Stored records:

____________

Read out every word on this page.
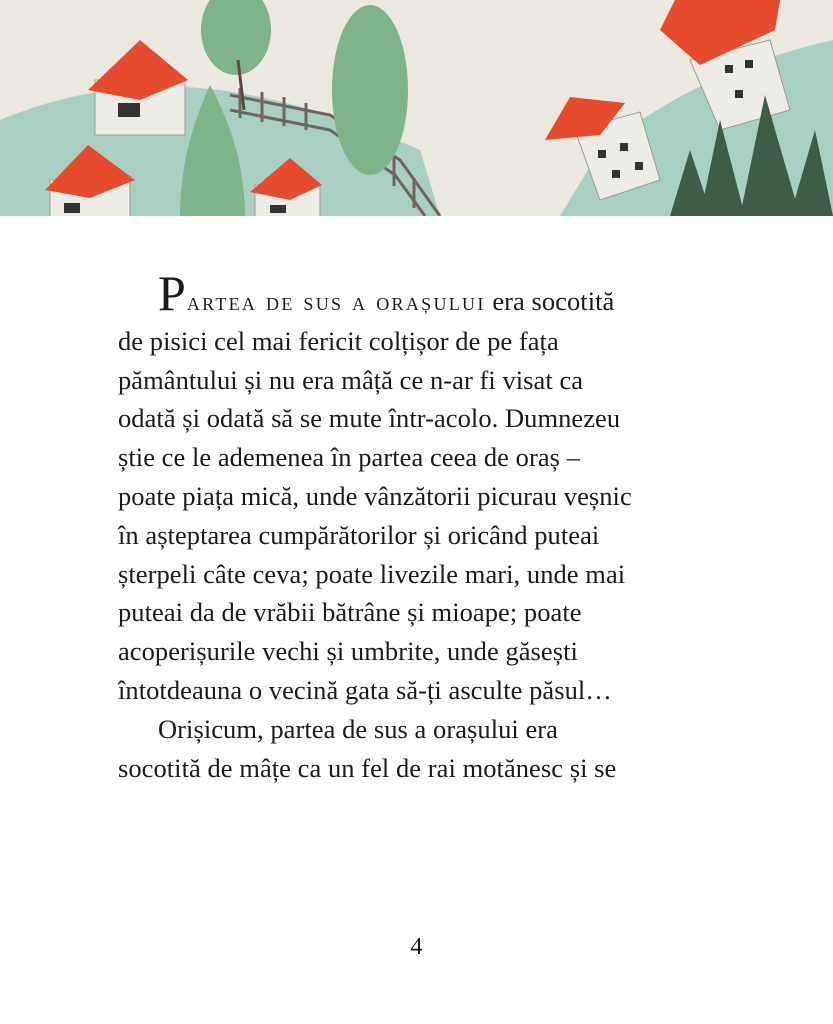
Partea de sus a orașului era socotită
de pisici cel mai fericit colțișor de pe fața
pământului și nu era mâță ce n-ar fi visat ca
odată și odată să se mute într-acolo. Dumnezeu
știe ce le ademenea în partea ceea de oraș –
poate piața mică, unde vânzătorii picurau veșnic
în așteptarea cumpărătorilor și oricând puteai
șterpeli câte ceva; poate livezile mari, unde mai
puteai da de vrăbii bătrâne și mioape; poate
acoperișurile vechi și umbrite, unde găsești
întotdeauna o vecină gata să-ți asculte păsul…
Orișicum, partea de sus a orașului era
socotită de mâțe ca un fel de rai motănesc și se
4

____________

• _Task objective_
Word for word, quote the full listing, omitting every picture.

• _Exercise result_
Read out every word on this page.
Partea de sus a orașului era socotită
de pisici cel mai fericit colțișor de pe fața
pământului și nu era mâță ce n-ar fi visat ca
odată și odată să se mute într-acolo. Dumnezeu
știe ce le ademenea în partea ceea de oraș –
poate piața mică, unde vânzătorii picurau veșnic
în așteptarea cumpărătorilor și oricând puteai
șterpeli câte ceva; poate livezile mari, unde mai
puteai da de vrăbii bătrâne și mioape; poate
acoperișurile vechi și umbrite, unde găsești
întotdeauna o vecină gata să-ți asculte păsul…
Orișicum, partea de sus a orașului era
socotită de mâțe ca un fel de rai motănesc și se
4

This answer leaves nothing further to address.